**PROBLEM**
Give the data again exactly as it is written.

**INFORMATION SUPPLIED**

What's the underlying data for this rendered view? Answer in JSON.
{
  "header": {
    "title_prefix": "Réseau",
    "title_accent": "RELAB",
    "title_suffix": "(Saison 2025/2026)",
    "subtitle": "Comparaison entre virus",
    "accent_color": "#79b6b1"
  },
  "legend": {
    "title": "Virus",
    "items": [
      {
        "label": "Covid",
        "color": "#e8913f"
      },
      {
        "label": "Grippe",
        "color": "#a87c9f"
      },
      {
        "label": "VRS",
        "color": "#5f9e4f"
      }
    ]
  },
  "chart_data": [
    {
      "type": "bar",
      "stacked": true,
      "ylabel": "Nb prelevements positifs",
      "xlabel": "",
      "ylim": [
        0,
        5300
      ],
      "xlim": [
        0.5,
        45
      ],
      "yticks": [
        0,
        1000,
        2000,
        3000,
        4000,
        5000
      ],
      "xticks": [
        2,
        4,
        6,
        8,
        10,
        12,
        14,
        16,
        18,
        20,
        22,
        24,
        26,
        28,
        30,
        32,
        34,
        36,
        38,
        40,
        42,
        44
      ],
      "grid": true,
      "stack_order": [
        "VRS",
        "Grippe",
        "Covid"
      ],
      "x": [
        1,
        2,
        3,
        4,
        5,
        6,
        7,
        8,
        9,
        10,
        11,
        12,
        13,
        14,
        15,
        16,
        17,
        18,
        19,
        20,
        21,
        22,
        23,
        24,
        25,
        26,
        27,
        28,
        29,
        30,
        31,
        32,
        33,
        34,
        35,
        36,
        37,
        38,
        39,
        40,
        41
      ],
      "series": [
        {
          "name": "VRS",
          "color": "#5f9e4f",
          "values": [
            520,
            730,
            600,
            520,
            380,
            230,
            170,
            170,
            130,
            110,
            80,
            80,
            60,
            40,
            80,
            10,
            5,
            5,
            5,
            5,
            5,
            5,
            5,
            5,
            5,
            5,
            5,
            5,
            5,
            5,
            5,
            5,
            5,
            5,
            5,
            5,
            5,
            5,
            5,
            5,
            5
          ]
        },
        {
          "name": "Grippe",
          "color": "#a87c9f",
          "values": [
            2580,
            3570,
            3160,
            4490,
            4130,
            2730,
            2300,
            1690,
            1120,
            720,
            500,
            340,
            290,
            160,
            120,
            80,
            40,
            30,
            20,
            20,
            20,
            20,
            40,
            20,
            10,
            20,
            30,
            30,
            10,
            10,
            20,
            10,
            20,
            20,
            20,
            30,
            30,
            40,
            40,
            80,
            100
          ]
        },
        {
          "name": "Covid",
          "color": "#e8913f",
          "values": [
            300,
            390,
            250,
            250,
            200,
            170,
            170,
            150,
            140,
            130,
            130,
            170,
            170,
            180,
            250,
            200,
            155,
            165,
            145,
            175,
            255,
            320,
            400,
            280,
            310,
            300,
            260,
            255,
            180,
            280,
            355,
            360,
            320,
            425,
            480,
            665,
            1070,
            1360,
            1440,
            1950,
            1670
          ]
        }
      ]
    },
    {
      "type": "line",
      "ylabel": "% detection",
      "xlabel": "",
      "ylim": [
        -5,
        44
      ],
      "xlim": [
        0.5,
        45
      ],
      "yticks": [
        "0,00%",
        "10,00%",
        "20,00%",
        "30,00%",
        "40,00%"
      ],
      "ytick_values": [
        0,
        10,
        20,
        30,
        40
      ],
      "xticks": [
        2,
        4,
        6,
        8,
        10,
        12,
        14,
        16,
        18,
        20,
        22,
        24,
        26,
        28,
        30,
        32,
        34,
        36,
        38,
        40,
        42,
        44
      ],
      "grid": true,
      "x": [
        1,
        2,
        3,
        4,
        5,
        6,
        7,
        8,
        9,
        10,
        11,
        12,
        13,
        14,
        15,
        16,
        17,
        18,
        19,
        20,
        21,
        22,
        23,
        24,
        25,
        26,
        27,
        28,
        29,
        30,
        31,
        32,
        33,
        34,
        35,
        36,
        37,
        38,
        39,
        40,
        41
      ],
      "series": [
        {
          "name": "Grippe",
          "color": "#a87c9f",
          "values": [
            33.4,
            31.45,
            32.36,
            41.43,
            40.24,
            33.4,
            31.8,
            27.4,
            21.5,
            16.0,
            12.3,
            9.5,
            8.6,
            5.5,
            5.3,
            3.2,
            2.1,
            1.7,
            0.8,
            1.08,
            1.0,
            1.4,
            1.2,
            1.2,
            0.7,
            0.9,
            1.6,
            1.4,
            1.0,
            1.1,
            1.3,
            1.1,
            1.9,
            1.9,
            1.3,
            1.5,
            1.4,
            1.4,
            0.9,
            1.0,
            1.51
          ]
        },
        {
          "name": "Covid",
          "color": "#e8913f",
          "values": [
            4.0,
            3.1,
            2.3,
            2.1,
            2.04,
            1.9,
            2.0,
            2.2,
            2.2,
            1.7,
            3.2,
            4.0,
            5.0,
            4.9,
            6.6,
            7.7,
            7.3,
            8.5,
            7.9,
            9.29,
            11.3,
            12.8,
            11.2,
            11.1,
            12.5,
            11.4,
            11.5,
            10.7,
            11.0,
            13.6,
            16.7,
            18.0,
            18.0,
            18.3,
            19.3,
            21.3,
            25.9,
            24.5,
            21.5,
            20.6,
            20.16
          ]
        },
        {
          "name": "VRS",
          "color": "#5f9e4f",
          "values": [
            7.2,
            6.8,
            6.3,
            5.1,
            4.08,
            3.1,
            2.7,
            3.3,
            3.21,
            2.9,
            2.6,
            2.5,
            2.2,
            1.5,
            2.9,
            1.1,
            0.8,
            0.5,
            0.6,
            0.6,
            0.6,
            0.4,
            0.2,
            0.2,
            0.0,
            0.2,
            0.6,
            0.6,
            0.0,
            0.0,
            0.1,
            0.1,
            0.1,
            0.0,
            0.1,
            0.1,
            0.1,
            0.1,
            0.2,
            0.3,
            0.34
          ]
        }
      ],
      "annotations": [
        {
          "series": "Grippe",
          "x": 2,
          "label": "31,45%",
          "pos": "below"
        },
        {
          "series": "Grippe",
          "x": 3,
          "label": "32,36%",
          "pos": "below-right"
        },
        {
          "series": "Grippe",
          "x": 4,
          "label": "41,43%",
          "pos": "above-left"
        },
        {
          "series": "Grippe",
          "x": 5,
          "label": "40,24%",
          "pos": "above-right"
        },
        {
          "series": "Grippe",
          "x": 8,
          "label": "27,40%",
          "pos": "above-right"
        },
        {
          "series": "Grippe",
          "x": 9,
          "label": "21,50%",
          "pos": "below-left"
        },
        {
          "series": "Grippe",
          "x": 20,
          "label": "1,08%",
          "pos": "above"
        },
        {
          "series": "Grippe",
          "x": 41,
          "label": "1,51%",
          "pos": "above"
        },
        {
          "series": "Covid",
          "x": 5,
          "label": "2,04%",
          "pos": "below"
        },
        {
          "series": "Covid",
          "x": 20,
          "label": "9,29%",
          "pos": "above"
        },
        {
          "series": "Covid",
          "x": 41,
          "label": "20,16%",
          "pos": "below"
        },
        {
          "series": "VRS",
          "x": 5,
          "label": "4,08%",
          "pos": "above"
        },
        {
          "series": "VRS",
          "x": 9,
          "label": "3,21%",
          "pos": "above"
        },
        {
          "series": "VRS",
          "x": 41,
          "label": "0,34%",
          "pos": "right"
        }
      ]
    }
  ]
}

**ANSWER AREA**
What's the underlying data for this rendered view? Answer in JSON.
{
  "header": {
    "title_prefix": "Réseau",
    "title_accent": "RELAB",
    "title_suffix": "(Saison 2025/2026)",
    "subtitle": "Comparaison entre virus",
    "accent_color": "#79b6b1"
  },
  "legend": {
    "title": "Virus",
    "items": [
      {
        "label": "Covid",
        "color": "#e8913f"
      },
      {
        "label": "Grippe",
        "color": "#a87c9f"
      },
      {
        "label": "VRS",
        "color": "#5f9e4f"
      }
    ]
  },
  "chart_data": [
    {
      "type": "bar",
      "stacked": true,
      "ylabel": "Nb prelevements positifs",
      "xlabel": "",
      "ylim": [
        0,
        5300
      ],
      "xlim": [
        0.5,
        45
      ],
      "yticks": [
        0,
        1000,
        2000,
        3000,
        4000,
        5000
      ],
      "xticks": [
        2,
        4,
        6,
        8,
        10,
        12,
        14,
        16,
        18,
        20,
        22,
        24,
        26,
        28,
        30,
        32,
        34,
        36,
        38,
        40,
        42,
        44
      ],
      "grid": true,
      "stack_order": [
        "VRS",
        "Grippe",
        "Covid"
      ],
      "x": [
        1,
        2,
        3,
        4,
        5,
        6,
        7,
        8,
        9,
        10,
        11,
        12,
        13,
        14,
        15,
        16,
        17,
        18,
        19,
        20,
        21,
        22,
        23,
        24,
        25,
        26,
        27,
        28,
        29,
        30,
        31,
        32,
        33,
        34,
        35,
        36,
        37,
        38,
        39,
        40,
        41
      ],
      "series": [
        {
          "name": "VRS",
          "color": "#5f9e4f",
          "values": [
            520,
            730,
            600,
            520,
            380,
            230,
            170,
            170,
            130,
            110,
            80,
            80,
            60,
            40,
            80,
            10,
            5,
            5,
            5,
            5,
            5,
            5,
            5,
            5,
            5,
            5,
            5,
            5,
            5,
            5,
            5,
            5,
            5,
            5,
            5,
            5,
            5,
            5,
            5,
            5,
            5
          ]
        },
        {
          "name": "Grippe",
          "color": "#a87c9f",
          "values": [
            2580,
            3570,
            3160,
            4490,
            4130,
            2730,
            2300,
            1690,
            1120,
            720,
            500,
            340,
            290,
            160,
            120,
            80,
            40,
            30,
            20,
            20,
            20,
            20,
            40,
            20,
            10,
            20,
            30,
            30,
            10,
            10,
            20,
            10,
            20,
            20,
            20,
            30,
            30,
            40,
            40,
            80,
            100
          ]
        },
        {
          "name": "Covid",
          "color": "#e8913f",
          "values": [
            300,
            390,
            250,
            250,
            200,
            170,
            170,
            150,
            140,
            130,
            130,
            170,
            170,
            180,
            250,
            200,
            155,
            165,
            145,
            175,
            255,
            320,
            400,
            280,
            310,
            300,
            260,
            255,
            180,
            280,
            355,
            360,
            320,
            425,
            480,
            665,
            1070,
            1360,
            1440,
            1950,
            1670
          ]
        }
      ]
    },
    {
      "type": "line",
      "ylabel": "% detection",
      "xlabel": "",
      "ylim": [
        -5,
        44
      ],
      "xlim": [
        0.5,
        45
      ],
      "yticks": [
        "0,00%",
        "10,00%",
        "20,00%",
        "30,00%",
        "40,00%"
      ],
      "ytick_values": [
        0,
        10,
        20,
        30,
        40
      ],
      "xticks": [
        2,
        4,
        6,
        8,
        10,
        12,
        14,
        16,
        18,
        20,
        22,
        24,
        26,
        28,
        30,
        32,
        34,
        36,
        38,
        40,
        42,
        44
      ],
      "grid": true,
      "x": [
        1,
        2,
        3,
        4,
        5,
        6,
        7,
        8,
        9,
        10,
        11,
        12,
        13,
        14,
        15,
        16,
        17,
        18,
        19,
        20,
        21,
        22,
        23,
        24,
        25,
        26,
        27,
        28,
        29,
        30,
        31,
        32,
        33,
        34,
        35,
        36,
        37,
        38,
        39,
        40,
        41
      ],
      "series": [
        {
          "name": "Grippe",
          "color": "#a87c9f",
          "values": [
            33.4,
            31.45,
            32.36,
            41.43,
            40.24,
            33.4,
            31.8,
            27.4,
            21.5,
            16.0,
            12.3,
            9.5,
            8.6,
            5.5,
            5.3,
            3.2,
            2.1,
            1.7,
            0.8,
            1.08,
            1.0,
            1.4,
            1.2,
            1.2,
            0.7,
            0.9,
            1.6,
            1.4,
            1.0,
            1.1,
            1.3,
            1.1,
            1.9,
            1.9,
            1.3,
            1.5,
            1.4,
            1.4,
            0.9,
            1.0,
            1.51
          ]
        },
        {
          "name": "Covid",
          "color": "#e8913f",
          "values": [
            4.0,
            3.1,
            2.3,
            2.1,
            2.04,
            1.9,
            2.0,
            2.2,
            2.2,
            1.7,
            3.2,
            4.0,
            5.0,
            4.9,
            6.6,
            7.7,
            7.3,
            8.5,
            7.9,
            9.29,
            11.3,
            12.8,
            11.2,
            11.1,
            12.5,
            11.4,
            11.5,
            10.7,
            11.0,
            13.6,
            16.7,
            18.0,
            18.0,
            18.3,
            19.3,
            21.3,
            25.9,
            24.5,
            21.5,
            20.6,
            20.16
          ]
        },
        {
          "name": "VRS",
          "color": "#5f9e4f",
          "values": [
            7.2,
            6.8,
            6.3,
            5.1,
            4.08,
            3.1,
            2.7,
            3.3,
            3.21,
            2.9,
            2.6,
            2.5,
            2.2,
            1.5,
            2.9,
            1.1,
            0.8,
            0.5,
            0.6,
            0.6,
            0.6,
            0.4,
            0.2,
            0.2,
            0.0,
            0.2,
            0.6,
            0.6,
            0.0,
            0.0,
            0.1,
            0.1,
            0.1,
            0.0,
            0.1,
            0.1,
            0.1,
            0.1,
            0.2,
            0.3,
            0.34
          ]
        }
      ],
      "annotations": [
        {
          "series": "Grippe",
          "x": 2,
          "label": "31,45%",
          "pos": "below"
        },
        {
          "series": "Grippe",
          "x": 3,
          "label": "32,36%",
          "pos": "below-right"
        },
        {
          "series": "Grippe",
          "x": 4,
          "label": "41,43%",
          "pos": "above-left"
        },
        {
          "series": "Grippe",
          "x": 5,
          "label": "40,24%",
          "pos": "above-right"
        },
        {
          "series": "Grippe",
          "x": 8,
          "label": "27,40%",
          "pos": "above-right"
        },
        {
          "series": "Grippe",
          "x": 9,
          "label": "21,50%",
          "pos": "below-left"
        },
        {
          "series": "Grippe",
          "x": 20,
          "label": "1,08%",
          "pos": "above"
        },
        {
          "series": "Grippe",
          "x": 41,
          "label": "1,51%",
          "pos": "above"
        },
        {
          "series": "Covid",
          "x": 5,
          "label": "2,04%",
          "pos": "below"
        },
        {
          "series": "Covid",
          "x": 20,
          "label": "9,29%",
          "pos": "above"
        },
        {
          "series": "Covid",
          "x": 41,
          "label": "20,16%",
          "pos": "below"
        },
        {
          "series": "VRS",
          "x": 5,
          "label": "4,08%",
          "pos": "above"
        },
        {
          "series": "VRS",
          "x": 9,
          "label": "3,21%",
          "pos": "above"
        },
        {
          "series": "VRS",
          "x": 41,
          "label": "0,34%",
          "pos": "right"
        }
      ]
    }
  ]
}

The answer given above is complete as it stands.